[begin Recorded information]
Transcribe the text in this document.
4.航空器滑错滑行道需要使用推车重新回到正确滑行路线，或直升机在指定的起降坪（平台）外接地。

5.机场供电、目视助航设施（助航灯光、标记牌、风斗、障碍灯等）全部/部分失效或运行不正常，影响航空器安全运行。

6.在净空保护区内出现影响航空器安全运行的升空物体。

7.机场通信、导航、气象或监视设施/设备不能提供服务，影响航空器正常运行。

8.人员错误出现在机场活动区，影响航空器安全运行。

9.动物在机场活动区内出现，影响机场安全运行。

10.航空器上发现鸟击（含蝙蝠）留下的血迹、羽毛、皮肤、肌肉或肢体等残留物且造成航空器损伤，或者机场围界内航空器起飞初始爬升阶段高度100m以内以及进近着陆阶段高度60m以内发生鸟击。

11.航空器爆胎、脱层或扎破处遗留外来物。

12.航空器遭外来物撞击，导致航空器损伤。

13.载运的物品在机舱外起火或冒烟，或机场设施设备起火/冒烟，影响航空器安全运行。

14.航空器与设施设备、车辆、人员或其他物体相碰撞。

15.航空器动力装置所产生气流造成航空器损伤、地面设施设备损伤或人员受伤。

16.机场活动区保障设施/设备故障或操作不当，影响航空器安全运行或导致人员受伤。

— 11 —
[end Recorded information]
Every entry above should be retyped exactly as shown.

Transcribe the text in this document.
4.航空器滑错滑行道需要使用推车重新回到正确滑行路线，或直升机在指定的起降坪（平台）外接地。

5.机场供电、目视助航设施（助航灯光、标记牌、风斗、障碍灯等）全部/部分失效或运行不正常，影响航空器安全运行。

6.在净空保护区内出现影响航空器安全运行的升空物体。

7.机场通信、导航、气象或监视设施/设备不能提供服务，影响航空器正常运行。

8.人员错误出现在机场活动区，影响航空器安全运行。

9.动物在机场活动区内出现，影响机场安全运行。

10.航空器上发现鸟击（含蝙蝠）留下的血迹、羽毛、皮肤、肌肉或肢体等残留物且造成航空器损伤，或者机场围界内航空器起飞初始爬升阶段高度100m以内以及进近着陆阶段高度60m以内发生鸟击。

11.航空器爆胎、脱层或扎破处遗留外来物。

12.航空器遭外来物撞击，导致航空器损伤。

13.载运的物品在机舱外起火或冒烟，或机场设施设备起火/冒烟，影响航空器安全运行。

14.航空器与设施设备、车辆、人员或其他物体相碰撞。

15.航空器动力装置所产生气流造成航空器损伤、地面设施设备损伤或人员受伤。

16.机场活动区保障设施/设备故障或操作不当，影响航空器安全运行或导致人员受伤。

— 11 —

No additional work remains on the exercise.